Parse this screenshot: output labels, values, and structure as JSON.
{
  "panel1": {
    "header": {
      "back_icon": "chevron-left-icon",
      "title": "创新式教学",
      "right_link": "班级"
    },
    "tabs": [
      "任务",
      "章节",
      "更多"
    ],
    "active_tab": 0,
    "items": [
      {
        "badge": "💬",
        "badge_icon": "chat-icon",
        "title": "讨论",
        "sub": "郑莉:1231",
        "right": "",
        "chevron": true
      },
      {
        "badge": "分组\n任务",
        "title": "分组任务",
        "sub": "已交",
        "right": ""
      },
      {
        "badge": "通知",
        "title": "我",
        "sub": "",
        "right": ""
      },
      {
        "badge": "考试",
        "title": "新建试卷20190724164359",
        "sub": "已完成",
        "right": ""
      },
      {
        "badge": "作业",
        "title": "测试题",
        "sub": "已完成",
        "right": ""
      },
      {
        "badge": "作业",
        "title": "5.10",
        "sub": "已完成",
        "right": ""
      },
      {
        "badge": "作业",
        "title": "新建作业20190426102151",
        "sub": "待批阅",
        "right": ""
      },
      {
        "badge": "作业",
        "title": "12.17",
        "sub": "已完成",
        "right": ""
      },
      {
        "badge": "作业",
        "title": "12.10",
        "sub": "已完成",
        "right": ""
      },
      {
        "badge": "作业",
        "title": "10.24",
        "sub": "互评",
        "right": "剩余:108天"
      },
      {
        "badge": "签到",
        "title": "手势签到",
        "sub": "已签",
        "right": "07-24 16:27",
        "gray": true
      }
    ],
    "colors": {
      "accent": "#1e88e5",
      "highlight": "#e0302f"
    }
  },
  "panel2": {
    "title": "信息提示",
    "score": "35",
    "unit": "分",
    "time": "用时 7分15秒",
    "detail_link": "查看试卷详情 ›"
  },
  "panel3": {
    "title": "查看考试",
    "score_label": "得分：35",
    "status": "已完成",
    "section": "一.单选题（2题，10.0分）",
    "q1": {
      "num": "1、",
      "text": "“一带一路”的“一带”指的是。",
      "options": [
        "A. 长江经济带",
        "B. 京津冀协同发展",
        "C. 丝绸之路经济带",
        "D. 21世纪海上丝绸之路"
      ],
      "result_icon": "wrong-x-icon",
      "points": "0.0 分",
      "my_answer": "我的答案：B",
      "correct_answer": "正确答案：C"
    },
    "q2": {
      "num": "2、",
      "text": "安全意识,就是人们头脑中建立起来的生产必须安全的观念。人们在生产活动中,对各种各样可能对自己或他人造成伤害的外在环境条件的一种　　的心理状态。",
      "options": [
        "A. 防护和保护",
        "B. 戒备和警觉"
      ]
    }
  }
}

● ● ● ●

**EXERCISE PROMPT**
Return nothing except the number of lines that include the string "text".

**COMPLETE OUTPUT**
2